WRITTEN PROBLEM =
Below are some records. Say how many of their lines contain the string "Standar", and give nothing but the number.

Figure data in JSON:
○ ○ ○ ○

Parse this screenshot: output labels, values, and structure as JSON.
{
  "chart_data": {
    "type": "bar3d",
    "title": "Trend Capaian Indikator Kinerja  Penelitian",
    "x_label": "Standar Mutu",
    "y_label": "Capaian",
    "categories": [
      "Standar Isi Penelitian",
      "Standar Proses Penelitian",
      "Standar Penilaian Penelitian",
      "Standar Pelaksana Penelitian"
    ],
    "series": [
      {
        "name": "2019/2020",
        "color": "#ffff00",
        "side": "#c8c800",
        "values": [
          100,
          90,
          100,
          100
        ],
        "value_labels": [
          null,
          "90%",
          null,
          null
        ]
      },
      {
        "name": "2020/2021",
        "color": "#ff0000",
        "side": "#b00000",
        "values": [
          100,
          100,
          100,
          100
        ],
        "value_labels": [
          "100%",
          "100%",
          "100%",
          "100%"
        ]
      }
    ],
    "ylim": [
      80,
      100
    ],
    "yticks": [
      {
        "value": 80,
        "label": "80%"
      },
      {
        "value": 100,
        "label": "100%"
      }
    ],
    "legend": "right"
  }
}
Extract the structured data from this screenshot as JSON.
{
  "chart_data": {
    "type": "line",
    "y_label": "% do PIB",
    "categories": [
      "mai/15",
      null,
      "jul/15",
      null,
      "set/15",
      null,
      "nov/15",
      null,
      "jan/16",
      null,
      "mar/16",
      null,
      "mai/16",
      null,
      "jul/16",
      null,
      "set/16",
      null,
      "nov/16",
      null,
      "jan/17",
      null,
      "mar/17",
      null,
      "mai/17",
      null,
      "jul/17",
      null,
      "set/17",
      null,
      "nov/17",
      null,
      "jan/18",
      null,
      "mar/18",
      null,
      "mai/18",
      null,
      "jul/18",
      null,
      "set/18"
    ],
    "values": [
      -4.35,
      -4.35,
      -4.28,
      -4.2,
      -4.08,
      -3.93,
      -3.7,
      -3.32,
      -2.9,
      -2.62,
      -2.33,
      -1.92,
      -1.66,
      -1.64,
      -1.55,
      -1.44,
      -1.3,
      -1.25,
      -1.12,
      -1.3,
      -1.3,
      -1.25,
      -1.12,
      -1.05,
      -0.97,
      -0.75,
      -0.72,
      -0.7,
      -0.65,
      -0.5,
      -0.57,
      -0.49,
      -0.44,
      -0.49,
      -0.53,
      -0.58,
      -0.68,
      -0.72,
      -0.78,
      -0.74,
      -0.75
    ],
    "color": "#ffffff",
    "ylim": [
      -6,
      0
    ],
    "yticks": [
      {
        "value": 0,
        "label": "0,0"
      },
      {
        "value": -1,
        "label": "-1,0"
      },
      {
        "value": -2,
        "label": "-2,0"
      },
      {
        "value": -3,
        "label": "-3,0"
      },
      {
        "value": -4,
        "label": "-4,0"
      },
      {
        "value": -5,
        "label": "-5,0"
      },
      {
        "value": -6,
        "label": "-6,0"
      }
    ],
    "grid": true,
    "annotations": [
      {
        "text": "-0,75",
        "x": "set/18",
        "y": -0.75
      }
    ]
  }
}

○ ○ ○ ○

REPLY TO THE TASK =
5